- _Task statement_:
From the entries below, please gather each line containing the string "部门名称".

- _Records supplied_:

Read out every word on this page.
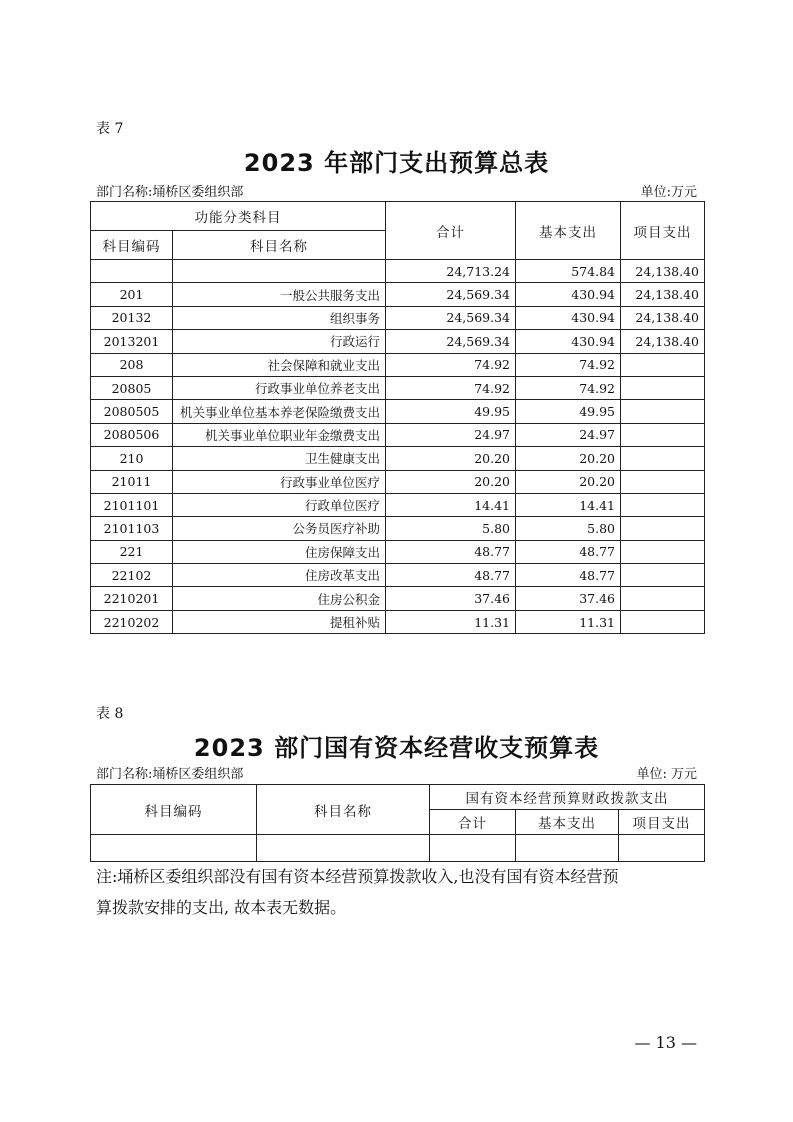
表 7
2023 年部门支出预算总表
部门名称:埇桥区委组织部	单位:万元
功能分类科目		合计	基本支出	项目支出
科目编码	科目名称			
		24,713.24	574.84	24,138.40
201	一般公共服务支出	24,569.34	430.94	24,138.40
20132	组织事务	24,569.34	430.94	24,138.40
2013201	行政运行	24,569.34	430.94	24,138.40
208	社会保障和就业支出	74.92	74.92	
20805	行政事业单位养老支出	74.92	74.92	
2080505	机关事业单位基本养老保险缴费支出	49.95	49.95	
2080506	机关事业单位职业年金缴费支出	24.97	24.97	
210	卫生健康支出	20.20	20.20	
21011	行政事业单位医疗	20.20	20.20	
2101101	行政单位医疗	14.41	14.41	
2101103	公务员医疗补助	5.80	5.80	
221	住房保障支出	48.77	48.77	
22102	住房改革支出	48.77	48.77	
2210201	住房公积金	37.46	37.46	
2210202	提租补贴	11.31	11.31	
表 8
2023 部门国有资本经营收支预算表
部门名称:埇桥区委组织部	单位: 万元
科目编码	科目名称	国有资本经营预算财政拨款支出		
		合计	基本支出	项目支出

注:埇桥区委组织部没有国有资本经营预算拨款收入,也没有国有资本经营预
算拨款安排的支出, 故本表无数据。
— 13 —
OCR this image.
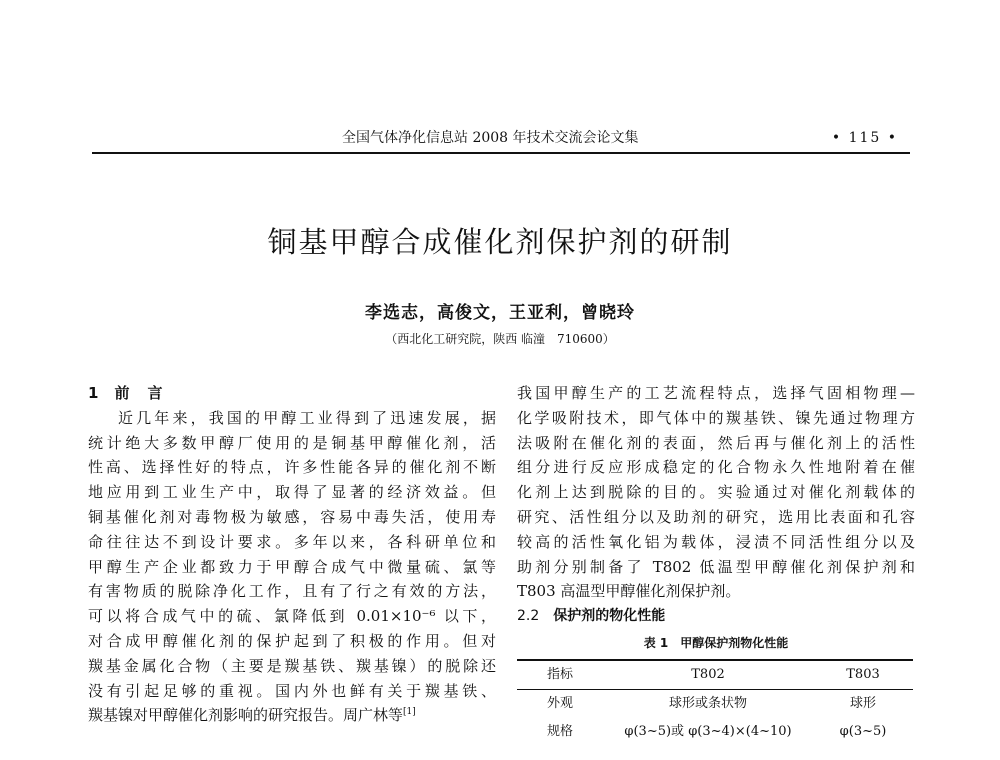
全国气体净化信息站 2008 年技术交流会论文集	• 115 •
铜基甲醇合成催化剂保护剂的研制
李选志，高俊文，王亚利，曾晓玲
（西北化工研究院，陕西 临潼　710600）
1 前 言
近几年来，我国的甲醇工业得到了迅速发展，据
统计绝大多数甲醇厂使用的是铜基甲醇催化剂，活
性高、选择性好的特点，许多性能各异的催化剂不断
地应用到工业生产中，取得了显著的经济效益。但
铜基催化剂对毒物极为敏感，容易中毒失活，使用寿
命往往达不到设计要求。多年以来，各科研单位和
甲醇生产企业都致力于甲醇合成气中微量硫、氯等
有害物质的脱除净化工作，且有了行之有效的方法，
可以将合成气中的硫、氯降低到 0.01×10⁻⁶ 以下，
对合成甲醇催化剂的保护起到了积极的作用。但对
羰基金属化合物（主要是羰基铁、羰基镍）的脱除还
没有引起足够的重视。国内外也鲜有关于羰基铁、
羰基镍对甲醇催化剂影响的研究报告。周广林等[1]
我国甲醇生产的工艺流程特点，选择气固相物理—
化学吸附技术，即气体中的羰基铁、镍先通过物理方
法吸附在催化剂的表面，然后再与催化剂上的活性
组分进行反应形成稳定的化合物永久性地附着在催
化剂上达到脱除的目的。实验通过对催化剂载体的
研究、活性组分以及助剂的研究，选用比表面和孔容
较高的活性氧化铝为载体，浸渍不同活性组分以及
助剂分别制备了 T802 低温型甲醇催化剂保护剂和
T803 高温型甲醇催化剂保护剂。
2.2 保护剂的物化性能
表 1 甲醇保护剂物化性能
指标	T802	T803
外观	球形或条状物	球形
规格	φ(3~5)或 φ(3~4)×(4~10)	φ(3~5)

- _Exercise result_:
部门名称:埇桥区委组织部	单位:万元
部门名称:埇桥区委组织部	单位: 万元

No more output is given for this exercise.